**TEXT**.
"Gaps" or "holes" in rational number system

Question

In Rudin's Principles of Mathematical Analysis 1.1, he first shows that there is no rational number $p$ with $p^2=2$. Then he creates two sets: $A$ is the set of all positive rationals $p$ such that $p^2<2$, and $B$ consists of all positive rationals $p$ such that $p^2>2$. He shows that $A$ contains no largest number and $B$ contains no smallest.

And then in 1.2, Rudin remarks that what he has done above is to show that the rational number system has certain gaps. His remarks confused me.

My questions are:

1. If he had shown that no rational number $p$ with $p^2=2$, this already gave the conclusion that rational number system has "gaps" or "holes". Why did he need to set up the second argument about the two sets $A$ and $B$?

2. How does the second argument that "$A$ contains no largest number and $B$ contains no smallest" showed gaps in rational number system? My intuition does not work here. Or it is nothing to do with intuition?

Answer 1

It depends on what you consider a “gap” in the rational numbers. As long as this is not a formally defined concept, we’re just talking about our everyday, geometrically informed conceptions of gaps.

The mere fact that a certain equation doesn’t have a rational solution doesn’t seem like a basis for identifying a “gap”. The equation $x^2=-1$ also has no solution in the rational numbers, and this fact also gives rise to an extension of the number system (to the complex numbers, in this case), but it doesn’t fit with our everyday notion of a gap to call this deficiency a “gap”. This corresponds to the fact that when we fill the need to solve the equation $x^2=2$ by introducing irrational numbers, we depict them on the same axis as the rational numbers, between rational numbers, whereas when we fill the need to solve the equation $x^2=-1$ by introducing imaginary numbers, we depict them along a different axis.

So the mere fact that some equation can’t be solved does not indicate a gap in the number system, if by “gap” we mean anything like what we mean by it in everyday language (where a “gap” would certainly be depicted along the same axis as the things between which it lies). By contrast, the fact that you can split the rational numbers into two sets, with all numbers in one set greater than all numbers in the other but without a number that marks the boundary, does seem to suggest that there “should” be a number at the boundary, so that, in a sense not too removed from our everyday use of the word, there is a gap at the boundary.

**WHAT IS BEING ASKED**.
Continue the thread about gaps in the rational numbers from the point where it stops. The records that follow have no connection to the thread about gaps in the rational numbers.

**Some records**.
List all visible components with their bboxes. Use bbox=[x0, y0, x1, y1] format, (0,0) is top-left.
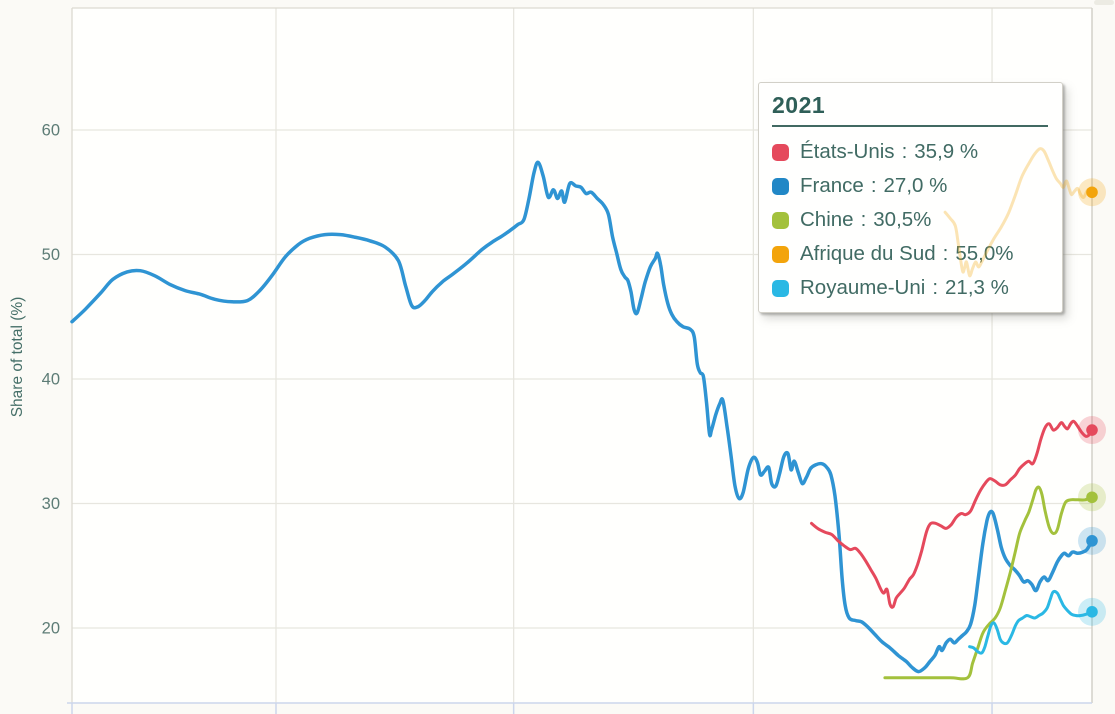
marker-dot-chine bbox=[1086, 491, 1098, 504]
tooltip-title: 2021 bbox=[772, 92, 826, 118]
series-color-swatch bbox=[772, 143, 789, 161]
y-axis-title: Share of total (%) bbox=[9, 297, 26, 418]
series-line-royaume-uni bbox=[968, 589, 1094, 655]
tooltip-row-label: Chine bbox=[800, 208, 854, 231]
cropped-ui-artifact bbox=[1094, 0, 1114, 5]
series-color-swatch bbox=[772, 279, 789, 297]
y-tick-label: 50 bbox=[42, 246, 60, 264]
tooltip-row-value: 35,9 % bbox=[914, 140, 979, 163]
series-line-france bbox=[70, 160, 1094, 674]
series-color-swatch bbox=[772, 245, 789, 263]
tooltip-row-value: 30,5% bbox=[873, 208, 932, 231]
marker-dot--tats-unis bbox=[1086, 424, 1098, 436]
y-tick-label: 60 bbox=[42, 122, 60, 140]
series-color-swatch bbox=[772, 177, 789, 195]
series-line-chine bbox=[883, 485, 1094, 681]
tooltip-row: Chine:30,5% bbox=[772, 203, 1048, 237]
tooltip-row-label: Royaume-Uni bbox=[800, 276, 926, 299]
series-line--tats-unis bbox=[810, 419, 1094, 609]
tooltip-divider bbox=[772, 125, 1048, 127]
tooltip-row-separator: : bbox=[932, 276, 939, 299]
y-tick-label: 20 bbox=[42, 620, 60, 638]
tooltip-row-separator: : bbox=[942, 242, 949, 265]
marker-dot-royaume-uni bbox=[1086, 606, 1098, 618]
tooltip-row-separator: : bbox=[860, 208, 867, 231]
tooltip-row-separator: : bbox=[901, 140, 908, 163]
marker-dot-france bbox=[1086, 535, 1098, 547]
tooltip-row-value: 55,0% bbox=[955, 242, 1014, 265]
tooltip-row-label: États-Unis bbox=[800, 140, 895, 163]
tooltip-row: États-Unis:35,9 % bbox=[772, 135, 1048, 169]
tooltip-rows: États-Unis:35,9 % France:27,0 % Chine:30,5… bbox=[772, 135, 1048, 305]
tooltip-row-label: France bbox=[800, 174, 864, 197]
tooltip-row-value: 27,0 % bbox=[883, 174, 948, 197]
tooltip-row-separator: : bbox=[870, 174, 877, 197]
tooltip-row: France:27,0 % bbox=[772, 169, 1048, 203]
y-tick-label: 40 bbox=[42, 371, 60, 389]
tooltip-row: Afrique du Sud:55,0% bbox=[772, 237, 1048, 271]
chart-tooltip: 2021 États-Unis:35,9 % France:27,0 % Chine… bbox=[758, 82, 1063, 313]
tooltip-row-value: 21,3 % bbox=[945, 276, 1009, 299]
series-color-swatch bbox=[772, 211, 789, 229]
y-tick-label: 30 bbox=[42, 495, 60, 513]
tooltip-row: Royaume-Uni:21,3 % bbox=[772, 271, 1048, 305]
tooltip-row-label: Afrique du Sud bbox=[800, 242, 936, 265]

**EXPECTED ANSWER**.
Answer 2

There is a difference between a thing not existing in some set, and the existence of "gap" corresponding to that thing. For example, there is no rational number $p$ such that $p > q$ for all rational numbers $q$. Does this mean that there is a "gap" in the rationals corresponding to some "largest" rational number? I think that most people would argue that, no, there is no "gap" there.

Or, perhaps more interestingly, there is no rational number $p$ such that $p^2 = -1$. In order to solve the equation $p^2 + 1 = 0$, it is necessary to introduce the imaginary unit $i$ and the complex number system (or, perhaps, the Gaussian rationals; we don't need a continuum, really). Is the lack of existence of a rational $p$ such that $p^2 = -1$ a "gap"? Again, I think that most people would argue that it is not.

Similarly, it is not a priori obvious that the non-existence of a (positive) rational number $p$ such that $p^2 = 2$ represents any kind of gap in the rational number system. By showing that no such $p$ exists, all Rudin has done is show that no such $p$ exists. This seems tautological (because it is), but the situation is analogous to the non-existence of a largest rational number or the imaginary unit.

What Rudin then does is demonstrate that there is a "rational number like object", $s$, which can meaningfully be said to have the following properties:

• $s^2 = 2$,

• there is a set of positive rational numbers $A$ such that $a \in A$ implies that $a < s$, and

• there is a set of positive rational numbers $B$ such that $b \in B$ implies that $b > s$.

Thus, in a very meaningful sense, this object $s$ fits into the rational number system in a natural way. It "plugs a hole" in the rationals. Contrast this with the imaginary unit $i$, which doesn't fit into the rational number system in any natural way—it lives in a place that is orthogonal to the rationals.

Answer 3

The best option here is to read Dedekind's original Continuity and irrational numbers or its exposition in Hardy's A Course of Pure Mathematics.

Expansion of numbers systems can be seen driven by algebraic needs as one moves along the path $\mathbb {N}\to\mathbb{Z} \to\mathbb {Q} $. But the next step to $\mathbb {R} $ is totally non-algebraic and not based on finding solutions to polynomial equations. Rather the need is to enhance the order relations. When one tries to analyze the structure of set $\mathbb {Q} $ in terms of order relations $<, >$ a different kind of inadequacy presents us. The idea first popularized by Dedekind is not difficult to grasp and it's a wonder why the issue is not dealt with in high school curriculum.

Dedekind makes use of geometric intuition and argues that if we wish the number system like $\mathbb{Q} $ to represent all points on a straight line then we are in deep trouble. The existence of a point corresponding to square root of $2$ is guaranteed by Pythagoras theorem but such points (including all points realized via geometric constructions) are not the only ones on the number line which do not belong in $\mathbb {Q} $ rather there are many more of various kinds.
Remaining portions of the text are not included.